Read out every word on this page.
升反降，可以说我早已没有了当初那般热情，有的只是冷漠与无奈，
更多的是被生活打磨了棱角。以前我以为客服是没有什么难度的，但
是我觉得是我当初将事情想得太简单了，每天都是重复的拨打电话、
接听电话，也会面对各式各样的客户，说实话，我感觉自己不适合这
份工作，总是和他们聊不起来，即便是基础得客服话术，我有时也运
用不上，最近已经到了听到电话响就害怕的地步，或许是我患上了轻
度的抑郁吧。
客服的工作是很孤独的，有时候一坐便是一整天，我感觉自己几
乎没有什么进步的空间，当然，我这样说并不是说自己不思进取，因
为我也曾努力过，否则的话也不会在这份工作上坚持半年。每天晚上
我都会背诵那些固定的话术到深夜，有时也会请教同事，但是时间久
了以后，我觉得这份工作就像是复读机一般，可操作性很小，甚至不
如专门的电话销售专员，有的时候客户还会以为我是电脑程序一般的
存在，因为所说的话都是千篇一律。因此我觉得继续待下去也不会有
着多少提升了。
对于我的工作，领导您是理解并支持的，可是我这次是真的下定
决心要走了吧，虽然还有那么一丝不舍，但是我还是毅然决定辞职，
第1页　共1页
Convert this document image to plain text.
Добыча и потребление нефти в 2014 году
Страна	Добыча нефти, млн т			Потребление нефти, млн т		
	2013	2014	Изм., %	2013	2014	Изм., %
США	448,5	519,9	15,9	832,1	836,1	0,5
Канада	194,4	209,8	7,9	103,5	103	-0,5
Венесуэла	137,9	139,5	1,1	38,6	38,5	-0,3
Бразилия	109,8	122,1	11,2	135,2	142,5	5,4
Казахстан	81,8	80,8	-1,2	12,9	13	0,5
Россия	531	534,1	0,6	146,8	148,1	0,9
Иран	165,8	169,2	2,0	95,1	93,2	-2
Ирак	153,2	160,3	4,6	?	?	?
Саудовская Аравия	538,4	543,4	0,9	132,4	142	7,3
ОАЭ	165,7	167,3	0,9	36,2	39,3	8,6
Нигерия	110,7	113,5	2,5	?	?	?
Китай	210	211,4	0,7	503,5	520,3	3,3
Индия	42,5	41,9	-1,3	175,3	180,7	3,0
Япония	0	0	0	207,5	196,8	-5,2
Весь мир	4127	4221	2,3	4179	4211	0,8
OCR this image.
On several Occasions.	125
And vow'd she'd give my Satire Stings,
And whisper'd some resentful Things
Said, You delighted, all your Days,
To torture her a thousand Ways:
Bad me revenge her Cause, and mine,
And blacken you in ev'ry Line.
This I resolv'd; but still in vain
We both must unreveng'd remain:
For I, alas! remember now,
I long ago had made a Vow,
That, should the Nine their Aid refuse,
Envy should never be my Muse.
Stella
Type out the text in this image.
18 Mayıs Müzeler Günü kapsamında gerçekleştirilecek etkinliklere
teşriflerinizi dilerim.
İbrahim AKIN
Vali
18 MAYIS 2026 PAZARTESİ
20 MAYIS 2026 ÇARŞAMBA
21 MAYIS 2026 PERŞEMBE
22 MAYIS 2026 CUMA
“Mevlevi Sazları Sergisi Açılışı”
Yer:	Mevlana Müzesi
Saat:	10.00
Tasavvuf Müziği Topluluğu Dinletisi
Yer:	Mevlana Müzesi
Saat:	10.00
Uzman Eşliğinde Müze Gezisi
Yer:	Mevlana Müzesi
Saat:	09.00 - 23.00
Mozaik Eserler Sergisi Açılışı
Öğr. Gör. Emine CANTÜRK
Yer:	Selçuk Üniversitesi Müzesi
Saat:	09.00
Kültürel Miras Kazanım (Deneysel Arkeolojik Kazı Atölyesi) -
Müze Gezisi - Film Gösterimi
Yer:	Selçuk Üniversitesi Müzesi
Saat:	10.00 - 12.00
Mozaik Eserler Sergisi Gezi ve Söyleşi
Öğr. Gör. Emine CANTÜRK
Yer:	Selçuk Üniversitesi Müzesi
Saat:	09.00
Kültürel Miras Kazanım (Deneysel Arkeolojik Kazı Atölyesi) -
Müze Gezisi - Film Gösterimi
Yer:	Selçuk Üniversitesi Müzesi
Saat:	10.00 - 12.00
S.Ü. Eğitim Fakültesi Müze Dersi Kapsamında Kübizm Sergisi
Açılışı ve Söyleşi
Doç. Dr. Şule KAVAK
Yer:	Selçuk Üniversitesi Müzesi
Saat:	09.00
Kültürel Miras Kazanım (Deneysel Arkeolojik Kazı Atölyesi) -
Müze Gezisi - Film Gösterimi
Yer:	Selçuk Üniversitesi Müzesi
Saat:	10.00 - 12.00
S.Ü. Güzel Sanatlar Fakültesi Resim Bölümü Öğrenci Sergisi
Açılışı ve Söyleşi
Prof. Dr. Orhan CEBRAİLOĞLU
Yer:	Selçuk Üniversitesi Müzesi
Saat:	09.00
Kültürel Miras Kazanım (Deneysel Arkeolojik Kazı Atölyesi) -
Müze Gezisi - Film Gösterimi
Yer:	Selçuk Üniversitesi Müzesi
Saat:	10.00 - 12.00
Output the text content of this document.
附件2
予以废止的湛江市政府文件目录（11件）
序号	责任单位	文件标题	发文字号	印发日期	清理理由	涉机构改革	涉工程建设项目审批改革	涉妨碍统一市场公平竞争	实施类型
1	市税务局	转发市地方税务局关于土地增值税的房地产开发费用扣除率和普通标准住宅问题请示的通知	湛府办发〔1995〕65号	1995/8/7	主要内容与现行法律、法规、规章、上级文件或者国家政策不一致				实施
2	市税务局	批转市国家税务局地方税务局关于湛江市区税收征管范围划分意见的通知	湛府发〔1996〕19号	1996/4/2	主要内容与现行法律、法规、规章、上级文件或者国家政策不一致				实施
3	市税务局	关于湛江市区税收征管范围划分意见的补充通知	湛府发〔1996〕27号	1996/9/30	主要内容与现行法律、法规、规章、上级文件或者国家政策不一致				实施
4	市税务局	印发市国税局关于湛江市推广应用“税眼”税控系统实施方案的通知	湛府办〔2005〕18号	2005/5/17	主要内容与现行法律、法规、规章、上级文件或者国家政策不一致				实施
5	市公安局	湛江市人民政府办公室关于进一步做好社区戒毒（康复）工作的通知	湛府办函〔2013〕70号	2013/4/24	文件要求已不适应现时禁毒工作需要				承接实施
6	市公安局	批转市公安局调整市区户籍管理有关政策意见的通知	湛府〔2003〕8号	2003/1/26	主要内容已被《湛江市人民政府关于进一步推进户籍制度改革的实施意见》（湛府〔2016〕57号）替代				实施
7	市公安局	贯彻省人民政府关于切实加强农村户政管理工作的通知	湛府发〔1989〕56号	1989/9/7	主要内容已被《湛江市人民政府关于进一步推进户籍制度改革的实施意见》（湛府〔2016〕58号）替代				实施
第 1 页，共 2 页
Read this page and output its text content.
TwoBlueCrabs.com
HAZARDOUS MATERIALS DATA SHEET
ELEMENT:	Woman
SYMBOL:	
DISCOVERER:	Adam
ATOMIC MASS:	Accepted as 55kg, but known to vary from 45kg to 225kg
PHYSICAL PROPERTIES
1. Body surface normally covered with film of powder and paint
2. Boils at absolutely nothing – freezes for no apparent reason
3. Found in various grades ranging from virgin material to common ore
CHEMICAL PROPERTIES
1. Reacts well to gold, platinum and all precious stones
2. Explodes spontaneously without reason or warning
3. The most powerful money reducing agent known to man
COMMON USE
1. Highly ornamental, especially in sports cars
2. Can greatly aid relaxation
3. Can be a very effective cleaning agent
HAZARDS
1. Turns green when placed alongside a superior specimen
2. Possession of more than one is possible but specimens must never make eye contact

[EXERCISE DIRECTIONS]: Copy every single line of the material above that holds "page".

[RESULT FOR THIS EXERCISE]:
Read out every word on this page.
Read this page and output its text content.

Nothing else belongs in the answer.